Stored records
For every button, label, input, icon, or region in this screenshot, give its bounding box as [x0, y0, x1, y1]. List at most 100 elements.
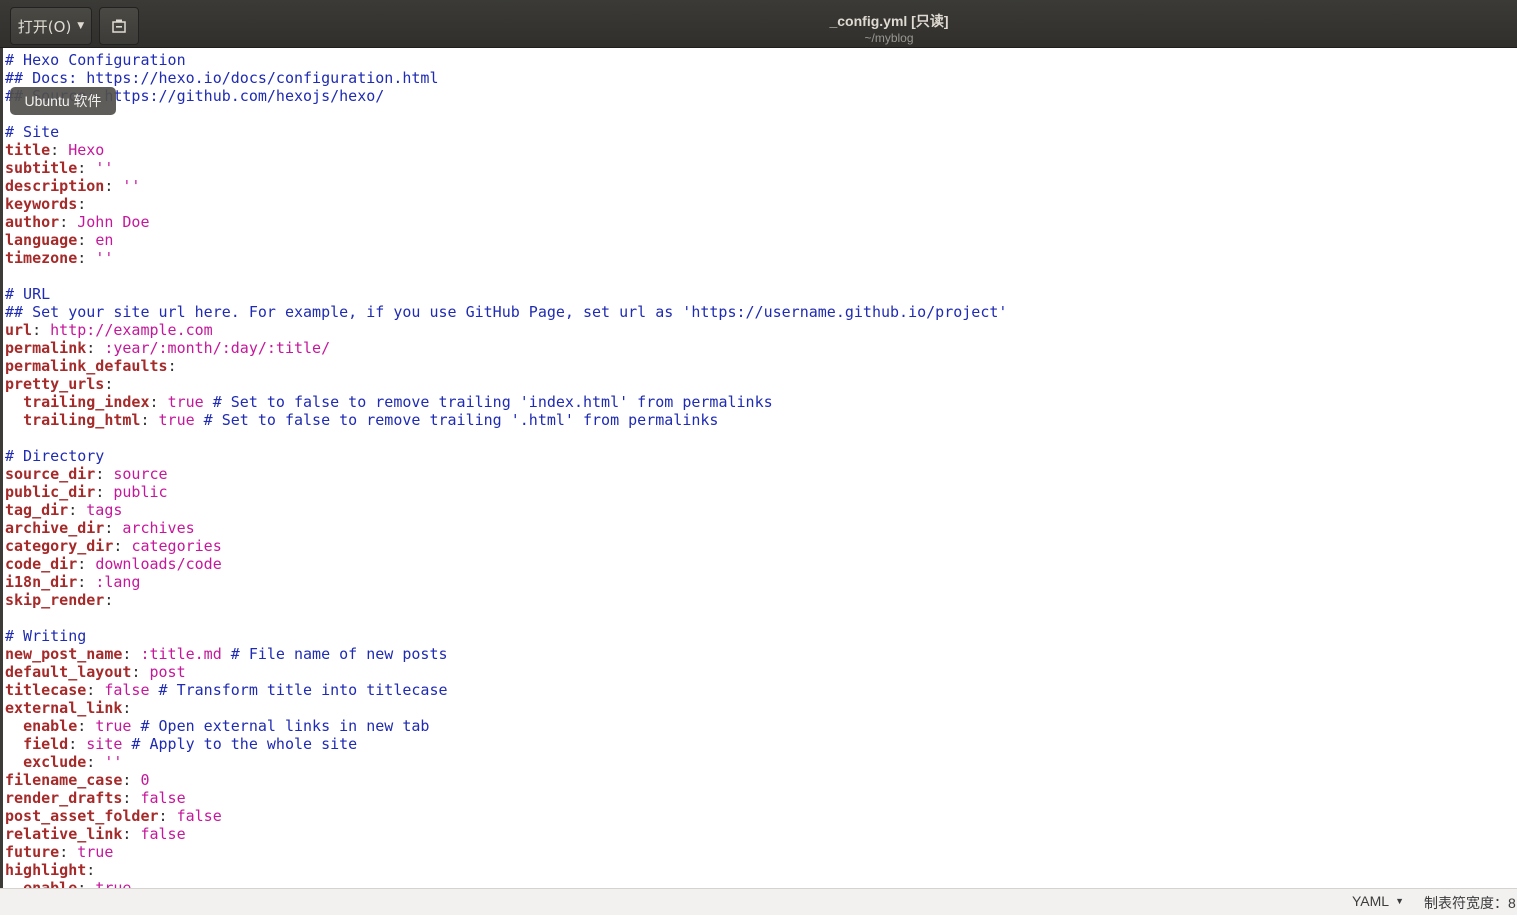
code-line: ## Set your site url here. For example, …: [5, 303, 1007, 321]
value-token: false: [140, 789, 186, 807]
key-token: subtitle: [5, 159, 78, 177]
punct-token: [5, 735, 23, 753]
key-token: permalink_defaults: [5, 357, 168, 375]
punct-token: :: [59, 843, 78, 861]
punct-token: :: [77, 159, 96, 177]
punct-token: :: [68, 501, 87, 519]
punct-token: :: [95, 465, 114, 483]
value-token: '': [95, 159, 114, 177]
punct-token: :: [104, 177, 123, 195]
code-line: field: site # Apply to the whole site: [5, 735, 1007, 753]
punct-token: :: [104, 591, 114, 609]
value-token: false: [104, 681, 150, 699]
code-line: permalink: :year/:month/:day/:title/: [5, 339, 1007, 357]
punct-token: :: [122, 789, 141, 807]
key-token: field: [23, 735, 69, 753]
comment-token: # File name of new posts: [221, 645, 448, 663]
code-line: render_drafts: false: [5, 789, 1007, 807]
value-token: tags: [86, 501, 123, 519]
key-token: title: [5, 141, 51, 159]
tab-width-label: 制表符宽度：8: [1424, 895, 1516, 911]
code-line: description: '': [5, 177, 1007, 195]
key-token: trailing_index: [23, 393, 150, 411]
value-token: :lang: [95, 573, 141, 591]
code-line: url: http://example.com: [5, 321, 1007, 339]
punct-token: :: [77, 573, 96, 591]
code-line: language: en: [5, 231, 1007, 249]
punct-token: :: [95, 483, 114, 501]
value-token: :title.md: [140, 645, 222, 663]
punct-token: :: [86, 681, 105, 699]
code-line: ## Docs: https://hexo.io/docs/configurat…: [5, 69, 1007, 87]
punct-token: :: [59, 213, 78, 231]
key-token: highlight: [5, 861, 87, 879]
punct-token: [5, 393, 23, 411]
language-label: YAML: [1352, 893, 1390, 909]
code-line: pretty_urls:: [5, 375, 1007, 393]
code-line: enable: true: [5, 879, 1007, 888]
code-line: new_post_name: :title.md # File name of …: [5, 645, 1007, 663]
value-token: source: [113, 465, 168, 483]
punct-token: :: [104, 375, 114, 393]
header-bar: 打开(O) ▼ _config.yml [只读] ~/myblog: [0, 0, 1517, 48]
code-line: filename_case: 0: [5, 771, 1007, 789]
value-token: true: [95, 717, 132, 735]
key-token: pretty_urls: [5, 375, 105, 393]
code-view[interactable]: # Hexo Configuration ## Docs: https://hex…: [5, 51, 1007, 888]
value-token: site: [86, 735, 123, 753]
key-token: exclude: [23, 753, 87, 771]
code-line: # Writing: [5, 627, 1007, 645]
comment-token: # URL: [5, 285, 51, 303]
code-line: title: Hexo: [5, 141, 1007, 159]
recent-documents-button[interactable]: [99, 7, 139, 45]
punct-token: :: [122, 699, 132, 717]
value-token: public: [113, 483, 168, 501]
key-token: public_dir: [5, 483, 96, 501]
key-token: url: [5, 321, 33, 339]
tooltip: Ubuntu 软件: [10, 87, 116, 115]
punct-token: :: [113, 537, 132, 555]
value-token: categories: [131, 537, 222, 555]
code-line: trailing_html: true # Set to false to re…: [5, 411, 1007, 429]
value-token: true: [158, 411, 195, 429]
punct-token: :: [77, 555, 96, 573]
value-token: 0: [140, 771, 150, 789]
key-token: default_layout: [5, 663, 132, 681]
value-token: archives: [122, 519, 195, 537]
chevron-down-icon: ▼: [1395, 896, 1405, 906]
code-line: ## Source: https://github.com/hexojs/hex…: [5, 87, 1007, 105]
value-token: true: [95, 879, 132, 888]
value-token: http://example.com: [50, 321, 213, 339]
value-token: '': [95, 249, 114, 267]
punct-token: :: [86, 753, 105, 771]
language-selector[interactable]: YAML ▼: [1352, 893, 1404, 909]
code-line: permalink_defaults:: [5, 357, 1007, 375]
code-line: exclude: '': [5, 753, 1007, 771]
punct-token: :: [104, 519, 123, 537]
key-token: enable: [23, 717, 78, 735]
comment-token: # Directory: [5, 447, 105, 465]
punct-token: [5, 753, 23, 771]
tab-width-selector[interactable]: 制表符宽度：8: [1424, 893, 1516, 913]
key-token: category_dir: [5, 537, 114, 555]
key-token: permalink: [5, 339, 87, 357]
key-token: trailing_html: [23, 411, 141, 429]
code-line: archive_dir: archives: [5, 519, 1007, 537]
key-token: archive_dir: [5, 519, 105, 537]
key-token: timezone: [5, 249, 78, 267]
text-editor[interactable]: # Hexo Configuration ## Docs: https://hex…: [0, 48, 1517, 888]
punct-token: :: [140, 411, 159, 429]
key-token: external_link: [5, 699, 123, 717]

[What you will do]: Switch every "value-token" to "value-item" in the lines from the one holding "code-line: ## Set" through the one holding "punct-token: :: [77, 573, 96, 591]", inclusive, and write those lines out again with nothing else altered.

[Solved exercise]:
code-line: ## Set your site url here. For example, …: [5, 303, 1007, 321]
value-item: false: [140, 789, 186, 807]
key-token: subtitle: [5, 159, 78, 177]
punct-token: [5, 735, 23, 753]
key-token: permalink_defaults: [5, 357, 168, 375]
punct-token: :: [59, 843, 78, 861]
punct-token: :: [77, 159, 96, 177]
punct-token: :: [68, 501, 87, 519]
punct-token: :: [95, 465, 114, 483]
value-item: '': [95, 159, 114, 177]
punct-token: :: [104, 177, 123, 195]
code-line: field: site # Apply to the whole site: [5, 735, 1007, 753]
punct-token: :: [104, 591, 114, 609]
value-item: false: [104, 681, 150, 699]
code-line: permalink: :year/:month/:day/:title/: [5, 339, 1007, 357]
punct-token: :: [122, 789, 141, 807]
key-token: field: [23, 735, 69, 753]
comment-token: # File name of new posts: [221, 645, 448, 663]
code-line: render_drafts: false: [5, 789, 1007, 807]
value-item: tags: [86, 501, 123, 519]
key-token: title: [5, 141, 51, 159]
tab-width-label: 制表符宽度：8: [1424, 895, 1516, 911]
code-line: description: '': [5, 177, 1007, 195]
key-token: trailing_index: [23, 393, 150, 411]
value-item: :lang: [95, 573, 141, 591]
code-line: url: http://example.com: [5, 321, 1007, 339]
punct-token: :: [77, 573, 96, 591]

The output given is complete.